Written request:
Lines containing the string "выполнения" are to be collected in full.

Data entries:
☆ ☆ ☆ ☆ ☆ ☆ ☆

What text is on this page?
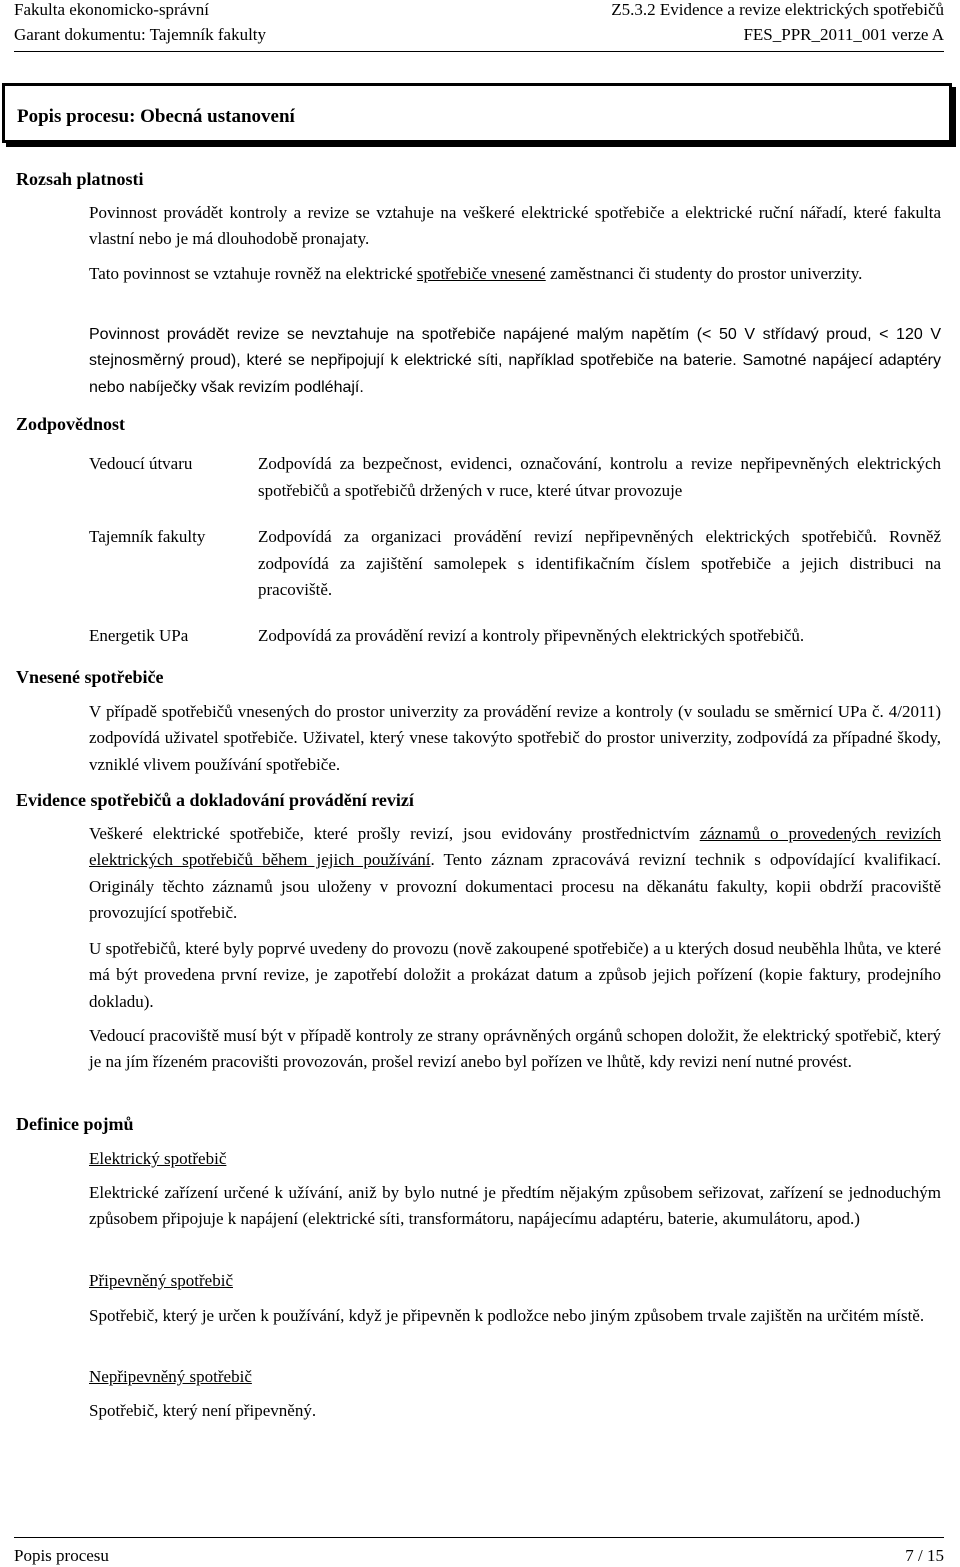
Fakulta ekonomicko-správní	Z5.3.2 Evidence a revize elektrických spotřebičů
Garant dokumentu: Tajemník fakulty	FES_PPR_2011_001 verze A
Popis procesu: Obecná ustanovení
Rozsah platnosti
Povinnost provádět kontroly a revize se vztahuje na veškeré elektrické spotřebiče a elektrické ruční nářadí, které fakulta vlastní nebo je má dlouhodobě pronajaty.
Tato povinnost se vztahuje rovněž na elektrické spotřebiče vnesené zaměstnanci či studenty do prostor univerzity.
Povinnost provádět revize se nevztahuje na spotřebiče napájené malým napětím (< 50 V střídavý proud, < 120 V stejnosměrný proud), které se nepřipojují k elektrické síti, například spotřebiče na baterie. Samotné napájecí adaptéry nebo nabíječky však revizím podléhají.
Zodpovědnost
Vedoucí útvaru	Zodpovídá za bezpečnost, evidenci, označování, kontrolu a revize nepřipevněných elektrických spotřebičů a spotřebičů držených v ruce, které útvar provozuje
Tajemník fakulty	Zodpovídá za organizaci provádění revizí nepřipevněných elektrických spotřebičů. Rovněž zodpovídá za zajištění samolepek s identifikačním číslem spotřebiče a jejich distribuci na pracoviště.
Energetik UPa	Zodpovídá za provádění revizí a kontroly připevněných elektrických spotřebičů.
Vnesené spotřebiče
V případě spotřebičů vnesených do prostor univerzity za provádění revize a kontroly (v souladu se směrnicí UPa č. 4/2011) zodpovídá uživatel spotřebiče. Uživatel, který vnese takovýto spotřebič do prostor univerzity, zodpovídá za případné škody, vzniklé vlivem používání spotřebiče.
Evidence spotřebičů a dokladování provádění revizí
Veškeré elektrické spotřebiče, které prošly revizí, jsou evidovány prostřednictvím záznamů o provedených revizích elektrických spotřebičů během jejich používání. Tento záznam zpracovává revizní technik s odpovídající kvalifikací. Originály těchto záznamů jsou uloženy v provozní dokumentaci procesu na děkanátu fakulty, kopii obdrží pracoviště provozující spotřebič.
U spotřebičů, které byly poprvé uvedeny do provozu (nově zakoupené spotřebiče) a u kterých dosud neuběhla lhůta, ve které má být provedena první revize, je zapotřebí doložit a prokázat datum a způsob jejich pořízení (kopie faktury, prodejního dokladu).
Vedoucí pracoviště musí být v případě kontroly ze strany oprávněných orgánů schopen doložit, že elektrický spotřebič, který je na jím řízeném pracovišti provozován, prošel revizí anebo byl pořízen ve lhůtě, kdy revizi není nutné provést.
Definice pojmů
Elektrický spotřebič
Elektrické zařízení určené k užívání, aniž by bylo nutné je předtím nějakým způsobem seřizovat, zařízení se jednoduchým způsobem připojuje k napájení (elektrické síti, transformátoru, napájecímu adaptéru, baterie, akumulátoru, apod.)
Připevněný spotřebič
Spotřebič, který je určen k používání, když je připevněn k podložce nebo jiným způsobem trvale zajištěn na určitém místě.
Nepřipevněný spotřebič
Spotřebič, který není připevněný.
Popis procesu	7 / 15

☆ ☆ ☆ ☆ ☆ ☆ ☆

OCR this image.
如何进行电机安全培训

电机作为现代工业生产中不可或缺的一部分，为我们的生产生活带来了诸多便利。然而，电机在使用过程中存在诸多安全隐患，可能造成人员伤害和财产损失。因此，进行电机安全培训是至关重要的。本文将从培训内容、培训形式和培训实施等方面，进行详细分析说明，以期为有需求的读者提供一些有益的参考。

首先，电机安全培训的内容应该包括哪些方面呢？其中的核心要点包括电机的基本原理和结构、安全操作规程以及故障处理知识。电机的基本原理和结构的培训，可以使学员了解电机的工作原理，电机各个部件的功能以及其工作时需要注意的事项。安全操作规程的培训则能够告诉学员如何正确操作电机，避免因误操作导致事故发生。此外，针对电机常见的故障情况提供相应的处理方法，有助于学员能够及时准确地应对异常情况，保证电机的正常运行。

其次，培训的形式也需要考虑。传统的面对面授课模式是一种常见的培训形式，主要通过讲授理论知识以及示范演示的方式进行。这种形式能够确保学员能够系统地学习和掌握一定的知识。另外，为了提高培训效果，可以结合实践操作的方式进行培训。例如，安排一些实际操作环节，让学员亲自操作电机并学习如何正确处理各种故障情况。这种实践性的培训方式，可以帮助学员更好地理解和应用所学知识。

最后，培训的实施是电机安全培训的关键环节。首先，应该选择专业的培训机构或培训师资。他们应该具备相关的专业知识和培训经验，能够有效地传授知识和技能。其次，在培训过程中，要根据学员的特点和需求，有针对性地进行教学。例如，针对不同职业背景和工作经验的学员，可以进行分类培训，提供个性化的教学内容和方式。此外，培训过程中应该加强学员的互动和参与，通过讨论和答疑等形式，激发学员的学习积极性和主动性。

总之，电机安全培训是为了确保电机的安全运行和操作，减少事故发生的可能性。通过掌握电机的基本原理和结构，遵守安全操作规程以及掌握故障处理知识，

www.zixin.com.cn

☆ ☆ ☆ ☆ ☆ ☆ ☆

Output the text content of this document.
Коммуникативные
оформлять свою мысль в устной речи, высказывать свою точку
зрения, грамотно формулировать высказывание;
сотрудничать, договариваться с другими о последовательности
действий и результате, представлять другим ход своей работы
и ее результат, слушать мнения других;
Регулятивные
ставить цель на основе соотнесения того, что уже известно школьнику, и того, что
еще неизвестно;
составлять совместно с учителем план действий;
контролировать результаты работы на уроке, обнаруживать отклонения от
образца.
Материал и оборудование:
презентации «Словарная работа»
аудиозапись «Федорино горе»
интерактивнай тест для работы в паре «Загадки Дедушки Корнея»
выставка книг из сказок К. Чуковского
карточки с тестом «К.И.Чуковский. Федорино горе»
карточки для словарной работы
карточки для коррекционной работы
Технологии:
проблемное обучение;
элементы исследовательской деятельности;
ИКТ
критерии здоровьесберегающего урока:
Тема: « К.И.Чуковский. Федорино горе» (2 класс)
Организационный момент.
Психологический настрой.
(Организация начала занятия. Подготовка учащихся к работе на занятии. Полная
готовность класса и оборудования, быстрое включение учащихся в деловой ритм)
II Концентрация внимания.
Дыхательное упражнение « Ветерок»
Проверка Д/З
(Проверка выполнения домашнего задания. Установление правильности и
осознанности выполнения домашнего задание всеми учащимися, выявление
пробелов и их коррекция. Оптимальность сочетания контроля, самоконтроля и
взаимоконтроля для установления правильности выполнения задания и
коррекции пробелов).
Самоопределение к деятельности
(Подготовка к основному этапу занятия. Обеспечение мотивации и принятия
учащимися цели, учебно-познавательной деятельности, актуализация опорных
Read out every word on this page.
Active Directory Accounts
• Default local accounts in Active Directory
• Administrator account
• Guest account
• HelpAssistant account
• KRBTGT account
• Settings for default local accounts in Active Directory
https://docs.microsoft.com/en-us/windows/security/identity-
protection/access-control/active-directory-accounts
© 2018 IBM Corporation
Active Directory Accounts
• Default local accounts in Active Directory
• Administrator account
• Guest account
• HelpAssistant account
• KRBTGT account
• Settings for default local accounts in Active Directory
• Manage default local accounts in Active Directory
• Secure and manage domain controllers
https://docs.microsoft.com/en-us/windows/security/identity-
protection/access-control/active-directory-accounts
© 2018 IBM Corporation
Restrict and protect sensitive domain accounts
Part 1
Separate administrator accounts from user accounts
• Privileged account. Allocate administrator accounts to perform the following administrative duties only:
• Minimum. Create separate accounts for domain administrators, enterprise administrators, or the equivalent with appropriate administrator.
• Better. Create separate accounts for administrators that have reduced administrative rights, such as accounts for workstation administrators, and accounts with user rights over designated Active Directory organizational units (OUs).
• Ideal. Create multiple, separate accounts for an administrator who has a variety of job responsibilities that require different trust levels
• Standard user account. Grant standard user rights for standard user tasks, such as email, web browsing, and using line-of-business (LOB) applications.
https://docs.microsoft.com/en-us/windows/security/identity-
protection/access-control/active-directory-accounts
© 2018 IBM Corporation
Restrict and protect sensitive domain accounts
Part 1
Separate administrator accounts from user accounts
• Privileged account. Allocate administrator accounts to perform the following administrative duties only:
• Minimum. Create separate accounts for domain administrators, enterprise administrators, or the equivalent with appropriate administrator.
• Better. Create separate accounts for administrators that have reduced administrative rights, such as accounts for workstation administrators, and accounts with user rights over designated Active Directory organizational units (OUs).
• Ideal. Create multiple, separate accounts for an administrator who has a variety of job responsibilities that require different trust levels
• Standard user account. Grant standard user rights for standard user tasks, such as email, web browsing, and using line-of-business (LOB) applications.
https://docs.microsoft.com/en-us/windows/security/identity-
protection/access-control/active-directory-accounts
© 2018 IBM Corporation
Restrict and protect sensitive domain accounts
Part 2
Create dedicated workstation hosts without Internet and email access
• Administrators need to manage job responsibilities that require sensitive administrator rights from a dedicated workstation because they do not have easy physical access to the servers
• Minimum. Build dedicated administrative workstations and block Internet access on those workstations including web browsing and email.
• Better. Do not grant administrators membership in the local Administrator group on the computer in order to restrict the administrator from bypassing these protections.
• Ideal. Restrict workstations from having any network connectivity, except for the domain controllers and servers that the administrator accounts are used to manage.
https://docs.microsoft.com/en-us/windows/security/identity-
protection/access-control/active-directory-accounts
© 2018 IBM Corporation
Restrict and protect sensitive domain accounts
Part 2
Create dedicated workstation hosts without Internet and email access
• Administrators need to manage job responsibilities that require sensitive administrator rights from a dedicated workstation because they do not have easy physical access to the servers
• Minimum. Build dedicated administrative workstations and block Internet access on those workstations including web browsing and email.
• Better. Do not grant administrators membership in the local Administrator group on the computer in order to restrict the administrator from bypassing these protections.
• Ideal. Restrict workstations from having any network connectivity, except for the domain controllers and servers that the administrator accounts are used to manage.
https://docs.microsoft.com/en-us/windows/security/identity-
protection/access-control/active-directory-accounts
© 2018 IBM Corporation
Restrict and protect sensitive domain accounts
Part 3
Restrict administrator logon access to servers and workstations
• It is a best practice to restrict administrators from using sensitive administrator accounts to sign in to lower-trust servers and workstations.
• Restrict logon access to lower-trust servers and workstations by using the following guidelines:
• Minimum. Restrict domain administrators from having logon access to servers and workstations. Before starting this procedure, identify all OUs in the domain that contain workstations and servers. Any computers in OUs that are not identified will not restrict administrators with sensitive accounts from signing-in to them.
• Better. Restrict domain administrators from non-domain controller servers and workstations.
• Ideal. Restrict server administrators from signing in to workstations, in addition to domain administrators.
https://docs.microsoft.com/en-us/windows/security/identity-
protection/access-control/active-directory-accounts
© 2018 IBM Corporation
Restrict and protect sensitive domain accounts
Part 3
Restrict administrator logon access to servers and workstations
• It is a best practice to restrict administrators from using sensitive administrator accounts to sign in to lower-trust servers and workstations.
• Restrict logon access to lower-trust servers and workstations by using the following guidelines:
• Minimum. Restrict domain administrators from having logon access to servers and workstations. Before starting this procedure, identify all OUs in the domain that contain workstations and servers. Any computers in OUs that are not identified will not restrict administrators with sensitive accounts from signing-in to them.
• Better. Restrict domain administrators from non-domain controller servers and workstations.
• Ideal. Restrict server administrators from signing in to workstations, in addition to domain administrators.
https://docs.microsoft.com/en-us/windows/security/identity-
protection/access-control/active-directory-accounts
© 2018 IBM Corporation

☆ ☆ ☆ ☆ ☆ ☆ ☆

Completed task:
(Проверка выполнения домашнего задания. Установление правильности и
осознанности выполнения домашнего задание всеми учащимися, выявление
взаимоконтроля для установления правильности выполнения задания и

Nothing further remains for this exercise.